------ Data extract ------

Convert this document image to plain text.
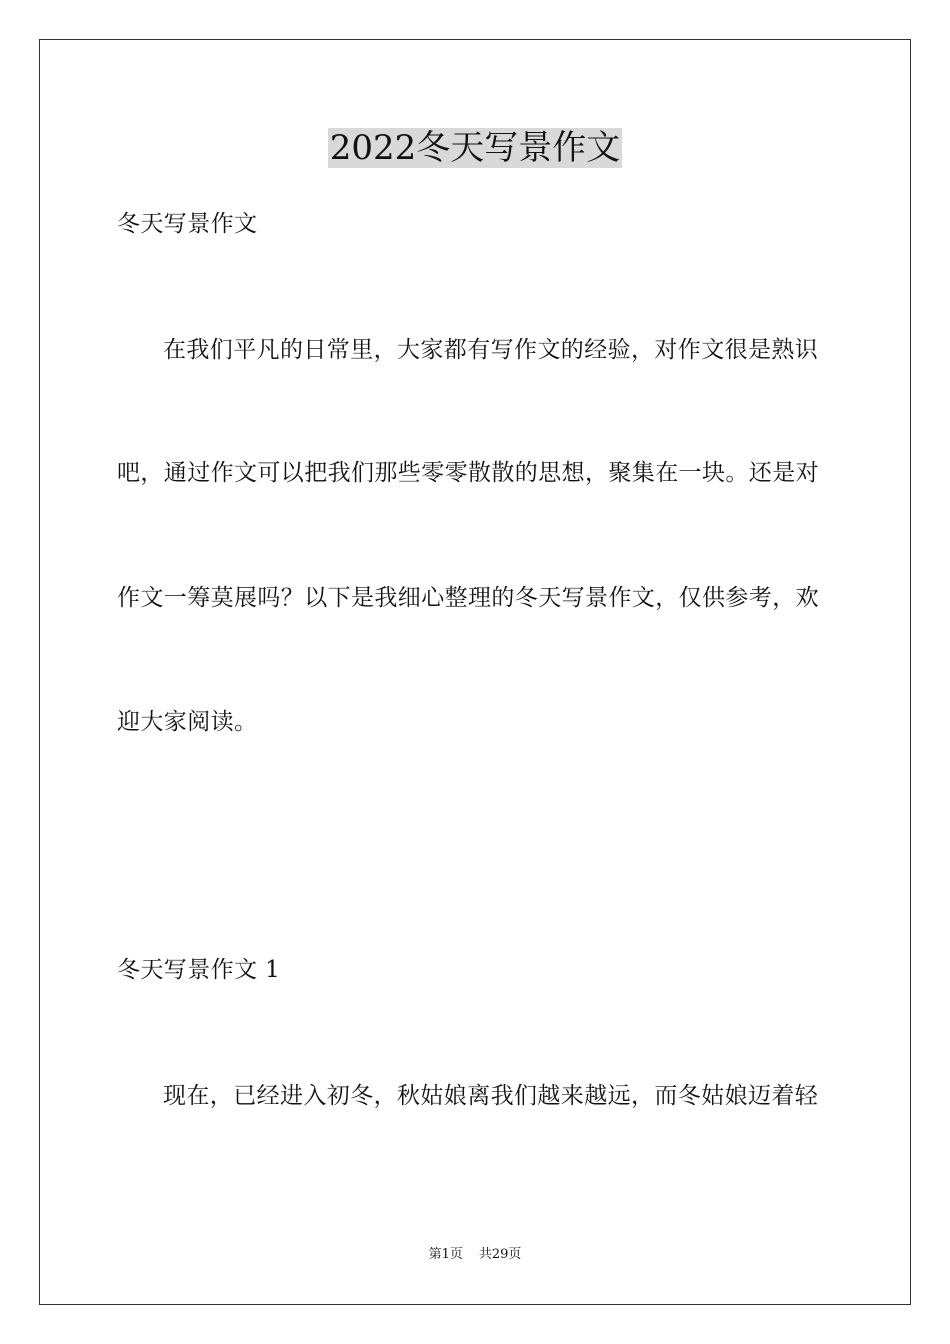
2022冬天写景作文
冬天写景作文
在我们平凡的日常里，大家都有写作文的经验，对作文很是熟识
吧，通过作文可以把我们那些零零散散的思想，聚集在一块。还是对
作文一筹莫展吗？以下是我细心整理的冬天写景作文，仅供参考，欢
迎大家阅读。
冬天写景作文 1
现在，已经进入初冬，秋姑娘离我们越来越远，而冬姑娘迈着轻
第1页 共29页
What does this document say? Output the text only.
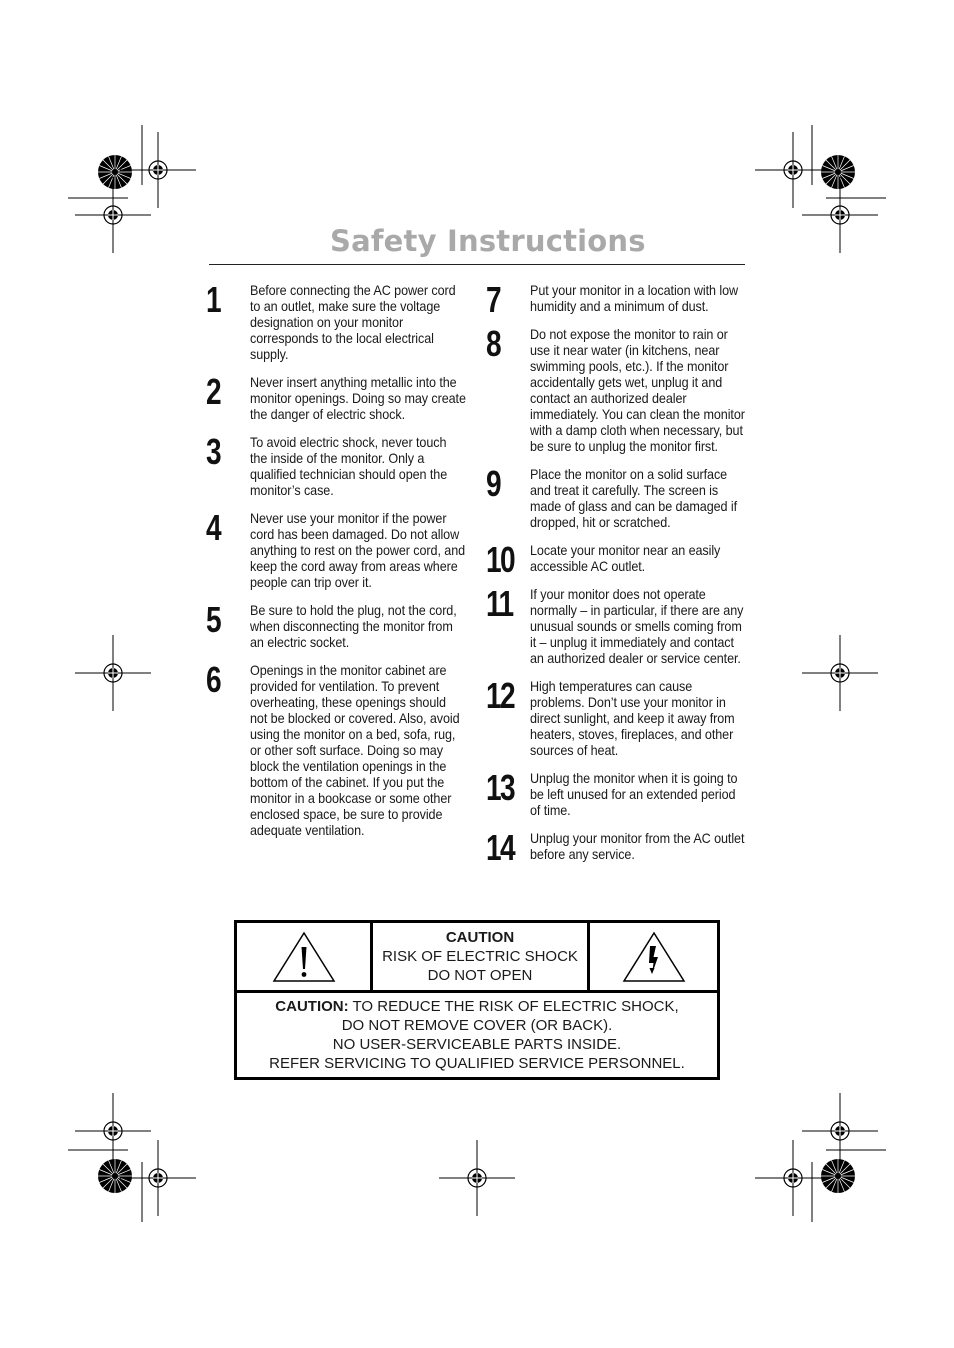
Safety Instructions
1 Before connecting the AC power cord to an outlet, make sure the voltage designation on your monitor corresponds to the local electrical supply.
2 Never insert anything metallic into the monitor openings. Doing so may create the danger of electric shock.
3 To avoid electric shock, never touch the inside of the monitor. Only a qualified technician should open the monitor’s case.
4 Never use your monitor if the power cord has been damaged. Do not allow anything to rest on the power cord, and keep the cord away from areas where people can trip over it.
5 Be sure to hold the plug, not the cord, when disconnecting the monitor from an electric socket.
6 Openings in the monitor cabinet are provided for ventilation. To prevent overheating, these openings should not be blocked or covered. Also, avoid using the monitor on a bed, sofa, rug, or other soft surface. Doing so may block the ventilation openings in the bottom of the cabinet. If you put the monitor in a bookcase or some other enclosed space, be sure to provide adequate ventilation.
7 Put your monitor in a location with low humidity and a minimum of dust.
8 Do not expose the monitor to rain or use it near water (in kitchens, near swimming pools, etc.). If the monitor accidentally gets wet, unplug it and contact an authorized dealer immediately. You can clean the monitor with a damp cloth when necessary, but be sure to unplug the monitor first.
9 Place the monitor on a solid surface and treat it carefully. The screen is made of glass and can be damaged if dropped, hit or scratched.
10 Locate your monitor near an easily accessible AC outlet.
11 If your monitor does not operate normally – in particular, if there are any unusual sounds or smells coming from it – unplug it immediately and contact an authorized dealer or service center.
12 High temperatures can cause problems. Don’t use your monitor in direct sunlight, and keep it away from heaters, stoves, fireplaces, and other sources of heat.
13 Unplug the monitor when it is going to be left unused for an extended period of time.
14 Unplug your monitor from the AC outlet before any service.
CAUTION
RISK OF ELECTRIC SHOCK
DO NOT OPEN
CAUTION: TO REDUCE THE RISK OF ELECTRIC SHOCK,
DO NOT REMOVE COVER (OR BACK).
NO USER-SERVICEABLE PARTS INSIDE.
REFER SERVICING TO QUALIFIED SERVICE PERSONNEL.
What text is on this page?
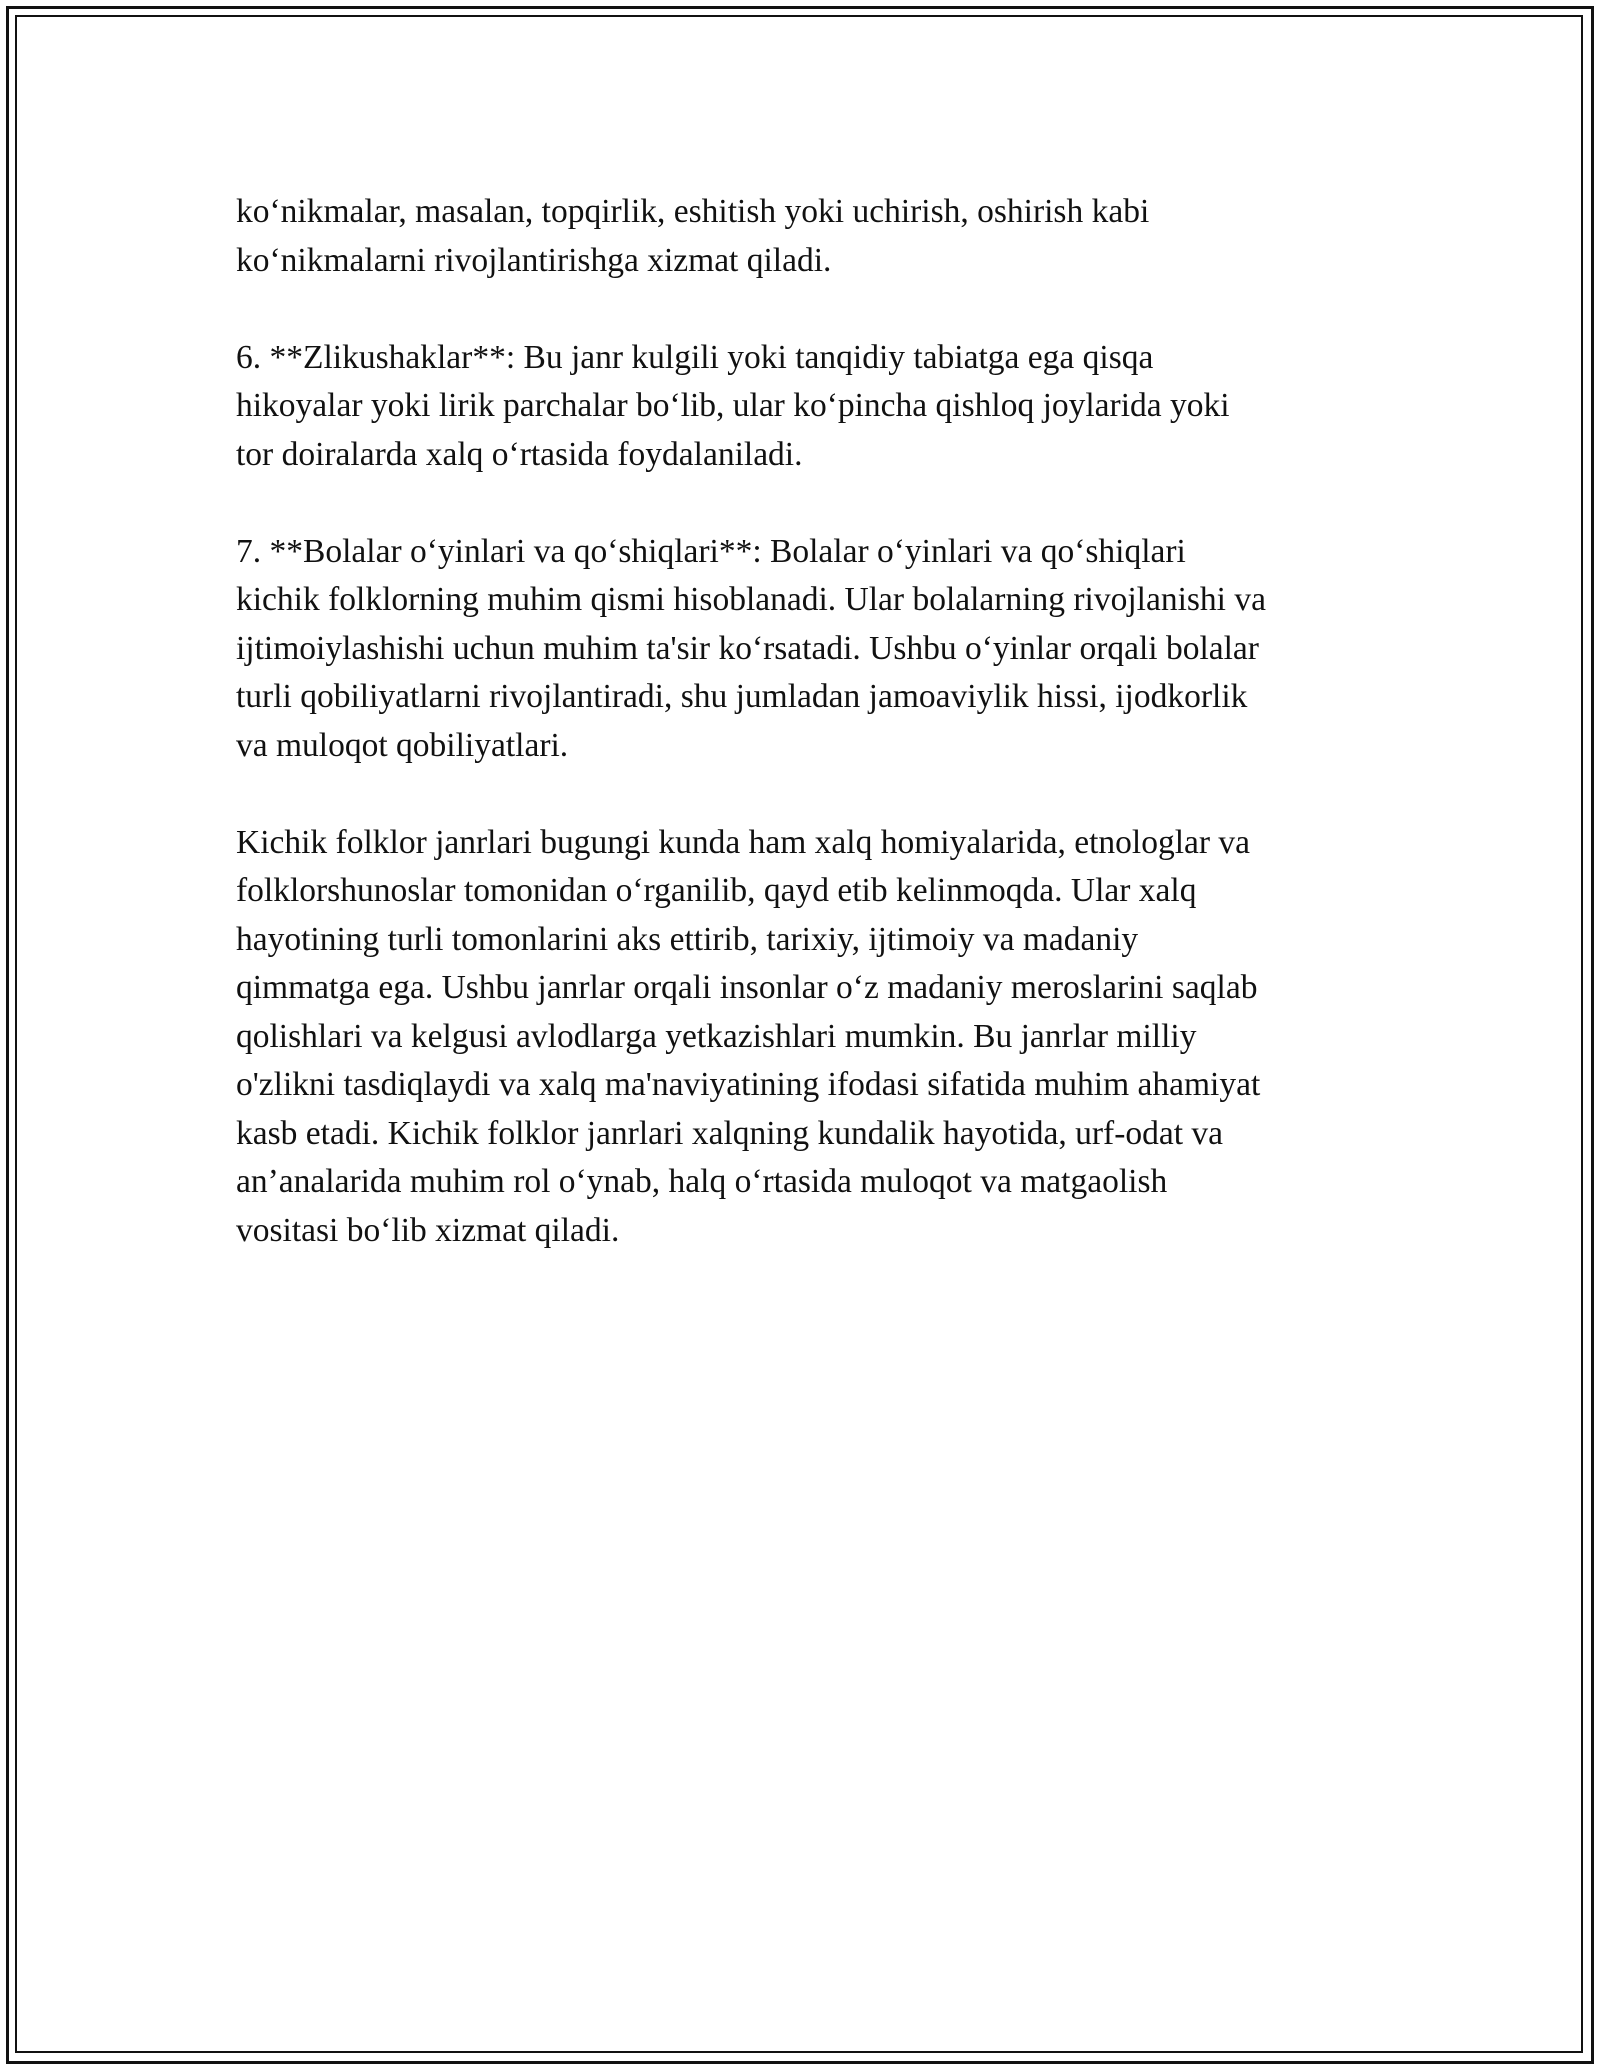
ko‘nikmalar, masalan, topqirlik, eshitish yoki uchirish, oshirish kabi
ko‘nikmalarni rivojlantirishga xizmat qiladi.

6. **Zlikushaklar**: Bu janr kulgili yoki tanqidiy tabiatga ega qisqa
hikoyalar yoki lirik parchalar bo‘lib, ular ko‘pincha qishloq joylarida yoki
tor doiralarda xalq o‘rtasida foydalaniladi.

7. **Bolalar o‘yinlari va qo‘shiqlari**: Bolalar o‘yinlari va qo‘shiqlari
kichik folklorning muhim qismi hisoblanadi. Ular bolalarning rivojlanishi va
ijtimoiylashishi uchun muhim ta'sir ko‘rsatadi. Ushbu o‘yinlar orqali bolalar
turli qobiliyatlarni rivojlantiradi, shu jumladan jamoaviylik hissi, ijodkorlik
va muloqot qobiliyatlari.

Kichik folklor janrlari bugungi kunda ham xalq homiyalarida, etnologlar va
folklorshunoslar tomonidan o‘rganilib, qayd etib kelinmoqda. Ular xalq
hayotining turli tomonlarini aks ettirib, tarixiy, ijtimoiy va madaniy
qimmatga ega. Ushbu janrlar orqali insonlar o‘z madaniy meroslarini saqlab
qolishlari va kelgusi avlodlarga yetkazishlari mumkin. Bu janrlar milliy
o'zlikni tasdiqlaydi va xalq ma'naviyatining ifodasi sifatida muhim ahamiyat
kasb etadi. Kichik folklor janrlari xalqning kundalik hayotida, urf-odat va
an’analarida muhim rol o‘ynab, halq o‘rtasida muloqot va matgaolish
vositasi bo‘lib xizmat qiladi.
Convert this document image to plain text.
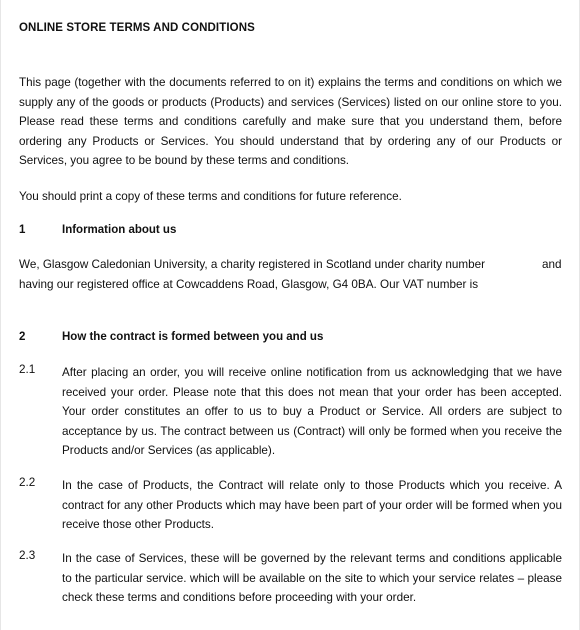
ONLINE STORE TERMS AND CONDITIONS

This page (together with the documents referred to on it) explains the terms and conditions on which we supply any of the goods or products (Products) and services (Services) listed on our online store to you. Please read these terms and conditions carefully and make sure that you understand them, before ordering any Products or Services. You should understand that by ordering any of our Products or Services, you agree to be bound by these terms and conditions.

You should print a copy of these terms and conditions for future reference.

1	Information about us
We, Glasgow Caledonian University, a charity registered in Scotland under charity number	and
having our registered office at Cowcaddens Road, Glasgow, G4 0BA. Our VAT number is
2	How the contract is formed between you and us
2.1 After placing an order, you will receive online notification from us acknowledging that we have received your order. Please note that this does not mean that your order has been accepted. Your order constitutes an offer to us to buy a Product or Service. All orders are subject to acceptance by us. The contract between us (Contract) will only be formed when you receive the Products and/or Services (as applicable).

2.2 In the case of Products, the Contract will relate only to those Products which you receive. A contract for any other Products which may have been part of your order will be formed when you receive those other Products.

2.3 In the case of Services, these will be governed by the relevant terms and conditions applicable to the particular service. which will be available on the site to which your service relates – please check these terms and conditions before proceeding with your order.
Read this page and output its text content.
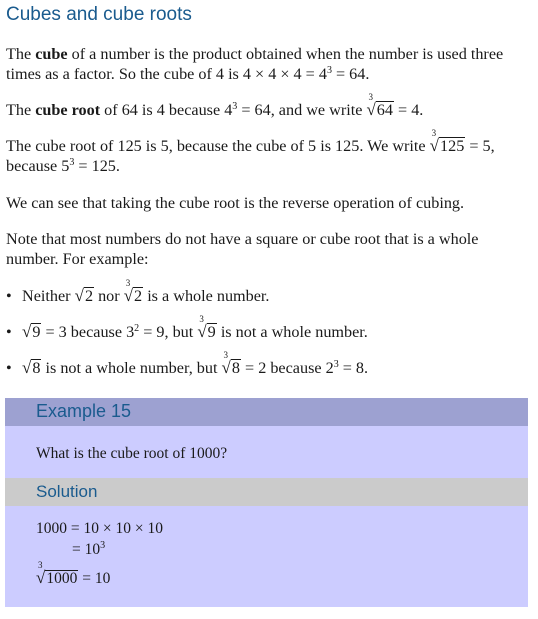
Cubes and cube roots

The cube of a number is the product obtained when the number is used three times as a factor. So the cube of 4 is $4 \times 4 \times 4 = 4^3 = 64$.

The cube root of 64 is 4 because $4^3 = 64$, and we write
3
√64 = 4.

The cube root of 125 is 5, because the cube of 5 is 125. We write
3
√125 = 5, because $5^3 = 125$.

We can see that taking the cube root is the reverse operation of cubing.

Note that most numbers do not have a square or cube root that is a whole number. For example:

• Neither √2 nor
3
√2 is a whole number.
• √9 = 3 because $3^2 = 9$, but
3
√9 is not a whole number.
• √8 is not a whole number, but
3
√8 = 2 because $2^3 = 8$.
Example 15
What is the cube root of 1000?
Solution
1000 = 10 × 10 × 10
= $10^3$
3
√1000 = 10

------

*Task*. Using the listing above, show every line that includes the string "Glasgow".

*Output below*.
We, Glasgow Caledonian University, a charity registered in Scotland under charity number	and
having our registered office at Cowcaddens Road, Glasgow, G4 0BA. Our VAT number is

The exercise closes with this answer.